#### What this task involves
Where the word "delle" occurs in a line, return that line.

(Dataset items)
^^^^^^^^^^^^^^^^
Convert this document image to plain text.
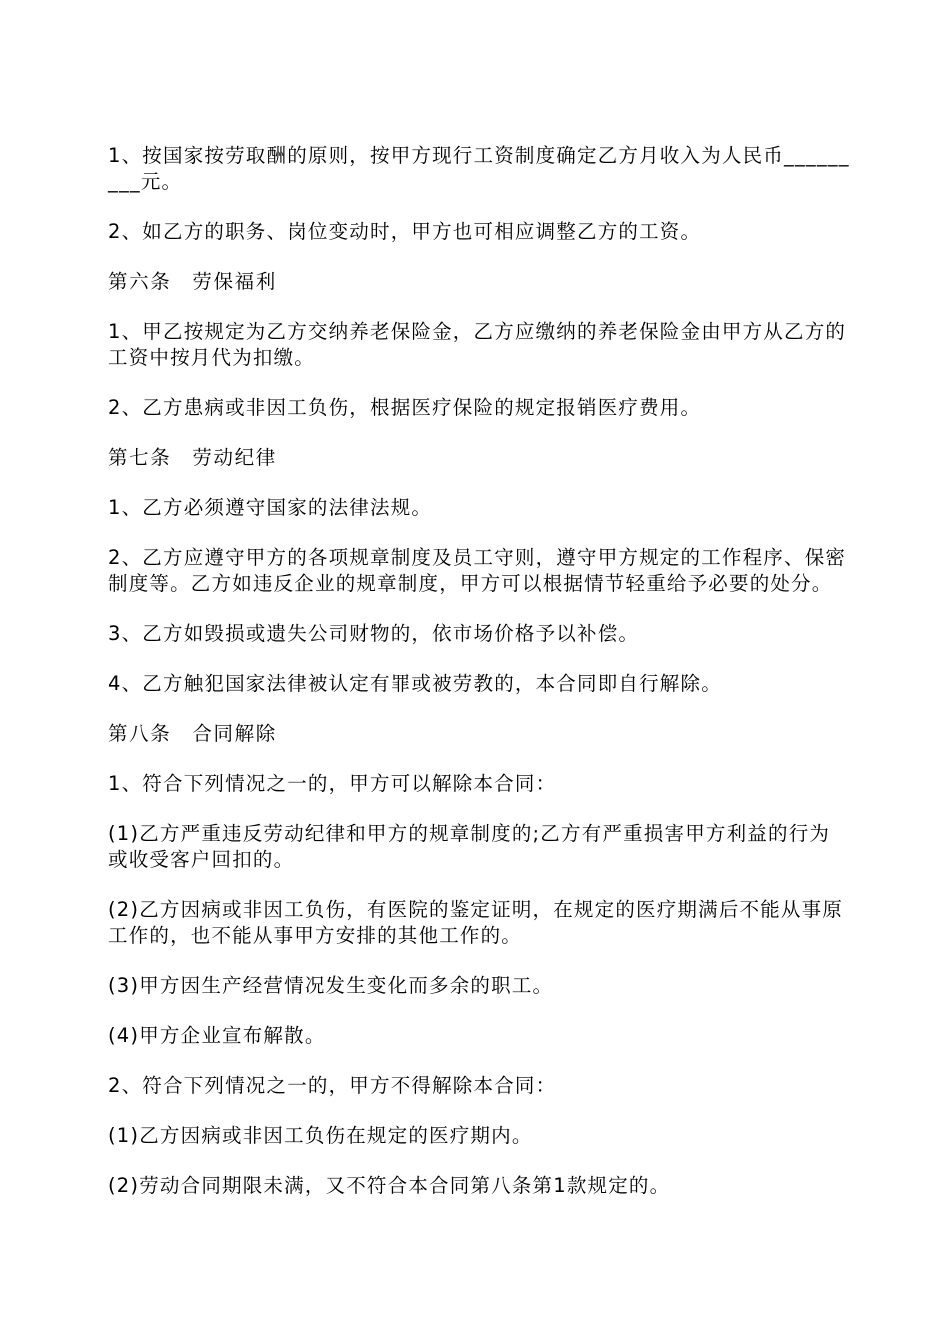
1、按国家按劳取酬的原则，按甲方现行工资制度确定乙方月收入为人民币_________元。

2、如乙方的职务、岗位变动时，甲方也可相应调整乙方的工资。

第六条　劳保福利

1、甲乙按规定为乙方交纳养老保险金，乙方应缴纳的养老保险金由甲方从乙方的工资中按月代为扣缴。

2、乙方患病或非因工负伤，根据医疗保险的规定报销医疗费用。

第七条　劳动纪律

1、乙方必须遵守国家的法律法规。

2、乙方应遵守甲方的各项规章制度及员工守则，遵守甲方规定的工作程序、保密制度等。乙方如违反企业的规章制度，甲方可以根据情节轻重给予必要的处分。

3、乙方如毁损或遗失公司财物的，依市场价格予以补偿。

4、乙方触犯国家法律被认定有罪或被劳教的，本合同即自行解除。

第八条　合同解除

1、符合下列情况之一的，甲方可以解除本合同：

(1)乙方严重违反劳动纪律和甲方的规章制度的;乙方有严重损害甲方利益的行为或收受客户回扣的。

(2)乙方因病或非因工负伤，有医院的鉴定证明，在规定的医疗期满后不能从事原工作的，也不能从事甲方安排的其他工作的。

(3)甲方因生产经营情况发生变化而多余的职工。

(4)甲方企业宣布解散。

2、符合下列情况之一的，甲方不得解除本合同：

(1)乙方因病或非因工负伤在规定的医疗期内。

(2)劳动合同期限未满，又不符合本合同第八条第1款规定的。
^^^^^^^^^^^^^^^^
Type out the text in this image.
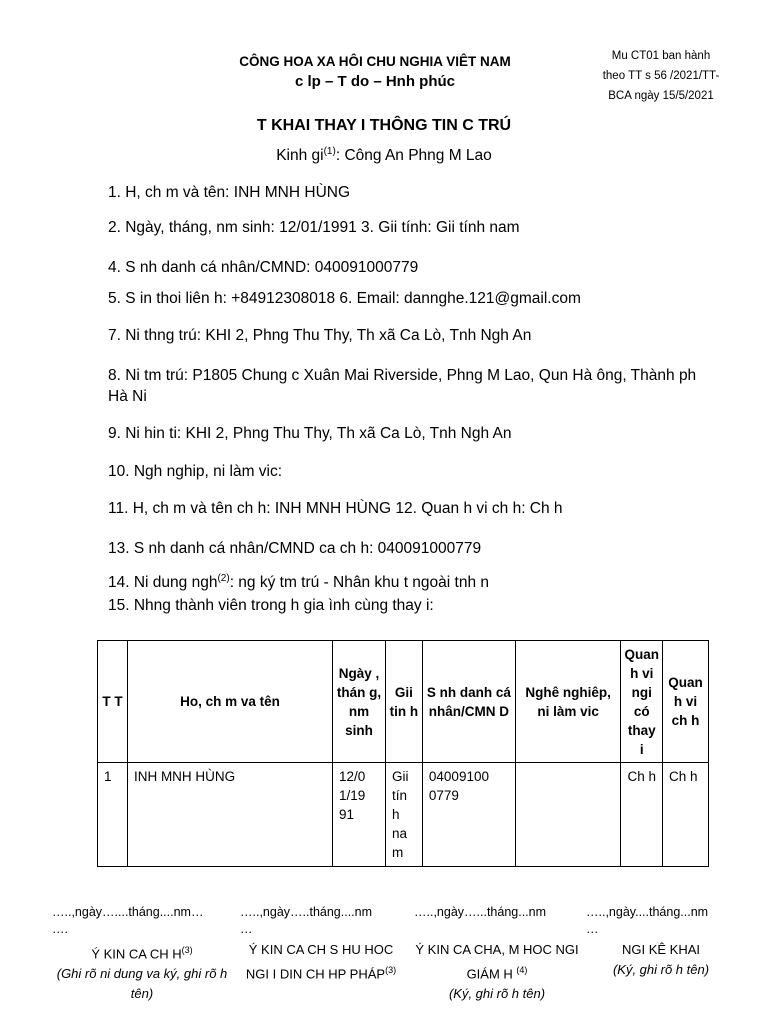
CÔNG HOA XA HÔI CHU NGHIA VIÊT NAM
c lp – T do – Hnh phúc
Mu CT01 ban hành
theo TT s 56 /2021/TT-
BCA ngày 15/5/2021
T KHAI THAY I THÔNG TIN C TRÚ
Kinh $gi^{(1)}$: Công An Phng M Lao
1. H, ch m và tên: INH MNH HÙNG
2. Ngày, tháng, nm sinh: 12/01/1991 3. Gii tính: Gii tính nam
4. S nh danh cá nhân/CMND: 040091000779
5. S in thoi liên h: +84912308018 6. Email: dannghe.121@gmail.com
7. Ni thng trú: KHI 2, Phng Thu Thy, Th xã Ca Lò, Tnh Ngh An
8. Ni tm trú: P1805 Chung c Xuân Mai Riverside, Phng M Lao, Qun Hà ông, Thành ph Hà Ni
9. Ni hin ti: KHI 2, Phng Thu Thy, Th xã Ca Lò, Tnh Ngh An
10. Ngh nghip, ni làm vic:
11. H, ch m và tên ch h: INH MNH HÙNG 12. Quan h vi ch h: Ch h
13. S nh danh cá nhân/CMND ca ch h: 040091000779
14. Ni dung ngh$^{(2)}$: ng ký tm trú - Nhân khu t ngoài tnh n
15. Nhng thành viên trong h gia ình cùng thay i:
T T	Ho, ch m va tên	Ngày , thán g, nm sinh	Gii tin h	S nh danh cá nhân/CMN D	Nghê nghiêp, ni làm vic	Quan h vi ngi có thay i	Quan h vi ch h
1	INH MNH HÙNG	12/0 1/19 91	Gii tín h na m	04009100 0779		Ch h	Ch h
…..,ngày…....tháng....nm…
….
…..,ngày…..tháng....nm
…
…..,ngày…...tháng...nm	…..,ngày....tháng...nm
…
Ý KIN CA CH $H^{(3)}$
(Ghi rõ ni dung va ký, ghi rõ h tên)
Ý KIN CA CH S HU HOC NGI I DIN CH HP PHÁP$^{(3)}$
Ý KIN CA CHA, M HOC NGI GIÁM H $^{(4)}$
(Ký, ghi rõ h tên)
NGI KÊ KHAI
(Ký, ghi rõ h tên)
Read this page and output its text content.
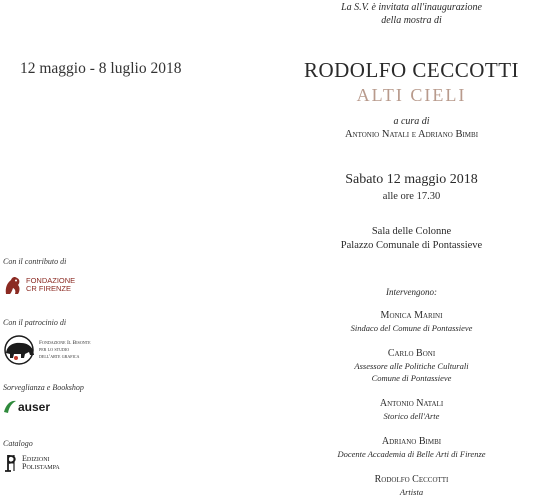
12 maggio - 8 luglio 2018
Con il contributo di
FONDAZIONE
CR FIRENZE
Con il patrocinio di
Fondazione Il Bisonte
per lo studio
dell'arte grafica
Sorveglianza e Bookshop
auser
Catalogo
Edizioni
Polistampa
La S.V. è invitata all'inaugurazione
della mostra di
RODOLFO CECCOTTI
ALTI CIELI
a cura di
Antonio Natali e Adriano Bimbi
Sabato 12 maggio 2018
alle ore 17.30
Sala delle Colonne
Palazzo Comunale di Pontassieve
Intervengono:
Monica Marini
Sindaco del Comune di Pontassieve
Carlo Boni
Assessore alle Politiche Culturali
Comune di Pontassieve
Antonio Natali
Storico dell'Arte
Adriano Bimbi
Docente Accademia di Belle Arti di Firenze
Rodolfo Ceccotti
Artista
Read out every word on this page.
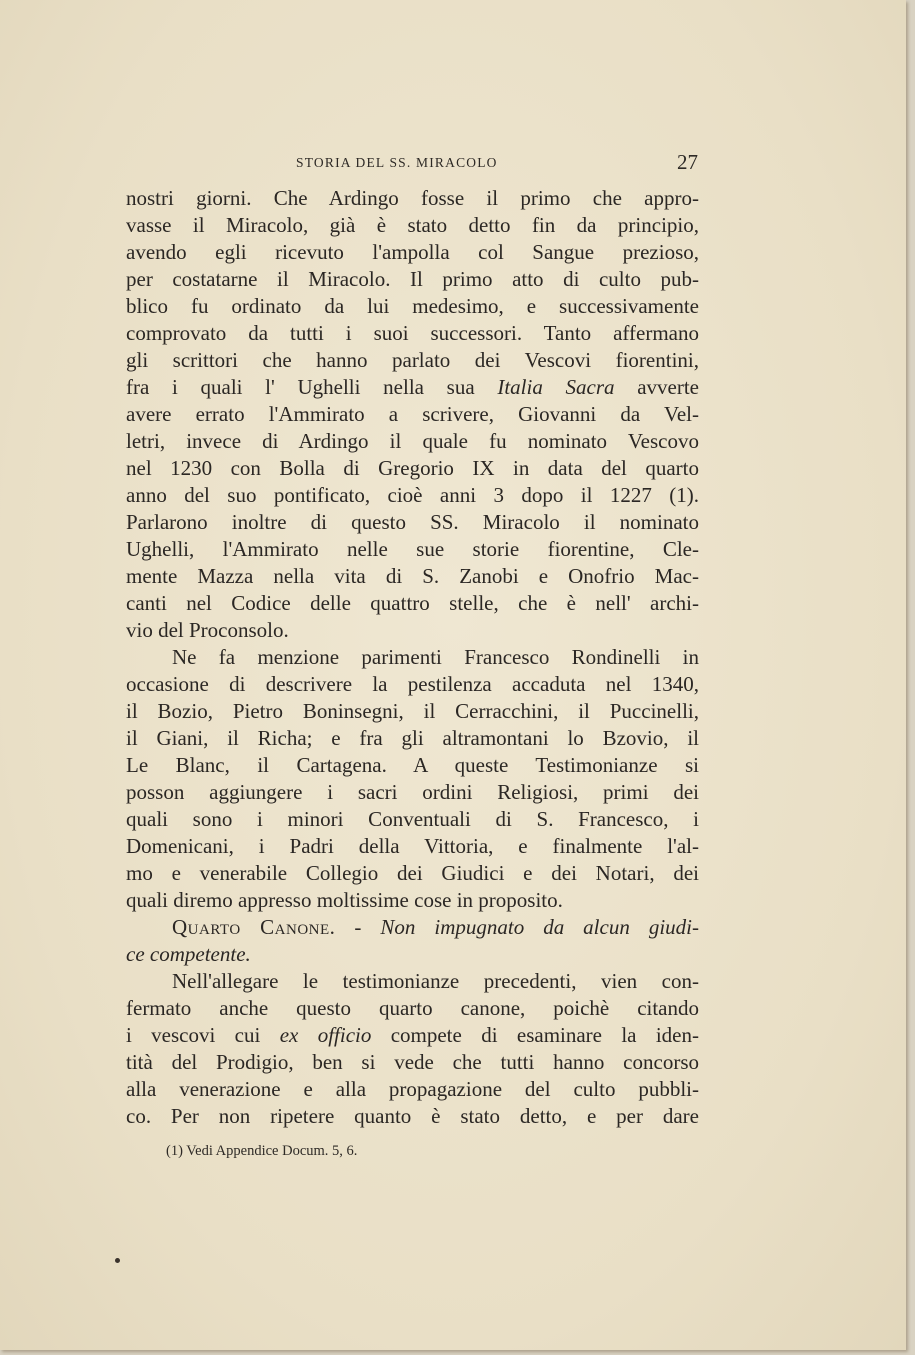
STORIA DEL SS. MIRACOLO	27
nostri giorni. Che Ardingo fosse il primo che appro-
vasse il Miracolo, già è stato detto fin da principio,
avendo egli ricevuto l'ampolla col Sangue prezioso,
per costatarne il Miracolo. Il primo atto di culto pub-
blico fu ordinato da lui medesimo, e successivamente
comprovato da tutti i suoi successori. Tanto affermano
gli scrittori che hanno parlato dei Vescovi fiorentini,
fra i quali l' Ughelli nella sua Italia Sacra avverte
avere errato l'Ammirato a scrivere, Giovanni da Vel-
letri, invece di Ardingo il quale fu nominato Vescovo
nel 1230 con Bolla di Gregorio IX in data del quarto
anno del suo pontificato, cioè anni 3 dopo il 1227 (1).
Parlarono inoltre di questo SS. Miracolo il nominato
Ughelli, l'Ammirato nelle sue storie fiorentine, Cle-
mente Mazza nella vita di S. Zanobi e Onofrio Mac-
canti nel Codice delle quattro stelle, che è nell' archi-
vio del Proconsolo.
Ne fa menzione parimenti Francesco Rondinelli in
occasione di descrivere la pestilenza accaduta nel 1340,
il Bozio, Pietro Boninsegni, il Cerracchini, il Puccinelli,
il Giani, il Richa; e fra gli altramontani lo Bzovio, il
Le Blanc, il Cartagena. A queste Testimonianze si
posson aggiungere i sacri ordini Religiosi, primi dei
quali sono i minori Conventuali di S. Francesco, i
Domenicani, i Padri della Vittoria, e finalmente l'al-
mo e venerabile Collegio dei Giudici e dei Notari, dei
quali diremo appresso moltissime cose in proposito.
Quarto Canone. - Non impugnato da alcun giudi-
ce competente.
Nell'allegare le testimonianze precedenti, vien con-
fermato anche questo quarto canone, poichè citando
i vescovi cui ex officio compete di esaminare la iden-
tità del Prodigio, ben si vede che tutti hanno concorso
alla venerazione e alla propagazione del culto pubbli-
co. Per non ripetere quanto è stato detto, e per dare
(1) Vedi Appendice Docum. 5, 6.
^^^^^^^^^^^^^^^^
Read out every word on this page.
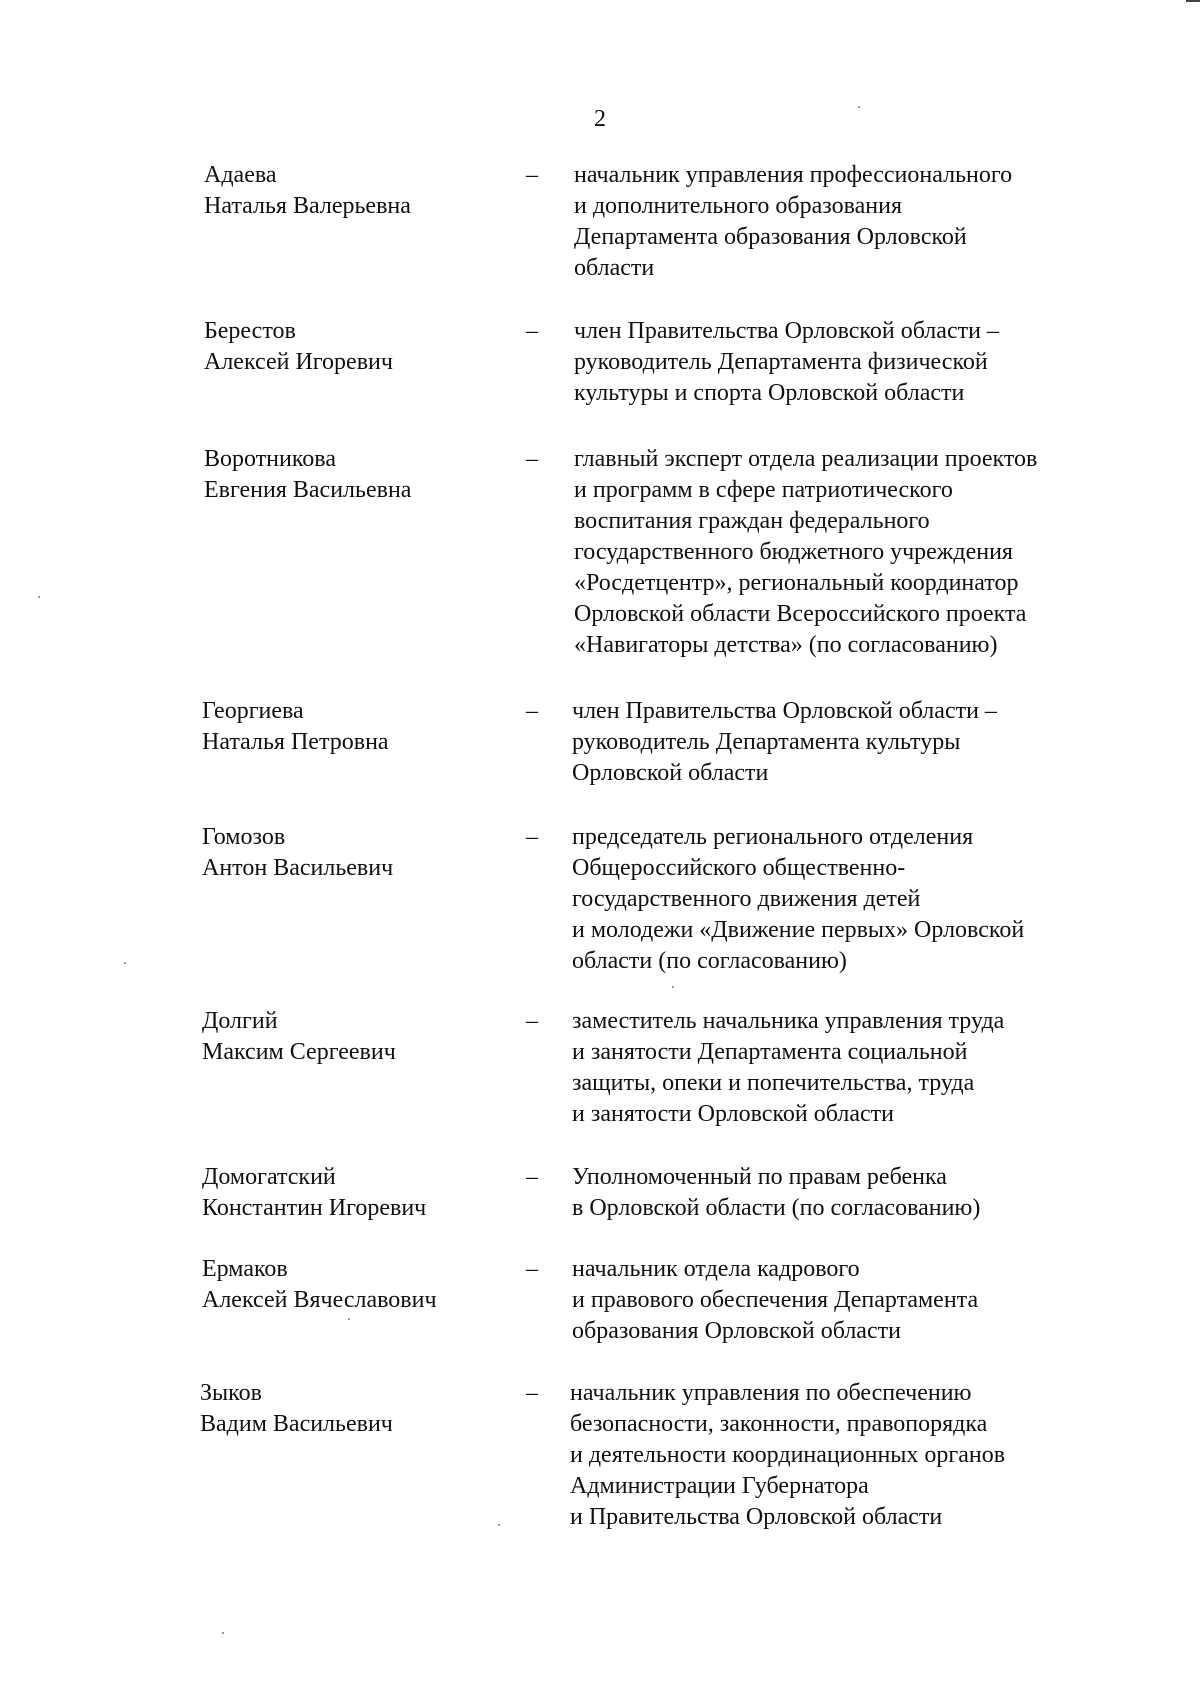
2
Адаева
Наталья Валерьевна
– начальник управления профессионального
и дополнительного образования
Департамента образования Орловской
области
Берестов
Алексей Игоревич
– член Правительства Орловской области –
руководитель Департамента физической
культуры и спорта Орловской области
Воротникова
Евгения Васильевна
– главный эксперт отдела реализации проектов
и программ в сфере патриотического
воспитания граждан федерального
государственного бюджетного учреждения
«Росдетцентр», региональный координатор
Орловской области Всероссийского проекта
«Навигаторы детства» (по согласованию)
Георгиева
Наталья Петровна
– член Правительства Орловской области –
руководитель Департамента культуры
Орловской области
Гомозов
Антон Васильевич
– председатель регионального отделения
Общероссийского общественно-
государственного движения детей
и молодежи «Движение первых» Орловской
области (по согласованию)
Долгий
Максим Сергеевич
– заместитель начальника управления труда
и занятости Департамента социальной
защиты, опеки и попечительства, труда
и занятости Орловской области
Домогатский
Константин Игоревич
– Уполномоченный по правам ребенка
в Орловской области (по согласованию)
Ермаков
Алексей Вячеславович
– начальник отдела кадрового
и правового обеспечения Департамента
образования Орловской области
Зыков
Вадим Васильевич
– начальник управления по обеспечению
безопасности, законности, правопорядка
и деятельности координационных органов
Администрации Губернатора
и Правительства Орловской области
^^^^^^^^^^^^^^^^
#### Answer below
Sala delle Colonne
canti nel Codice delle quattro stelle, che è nell' archi-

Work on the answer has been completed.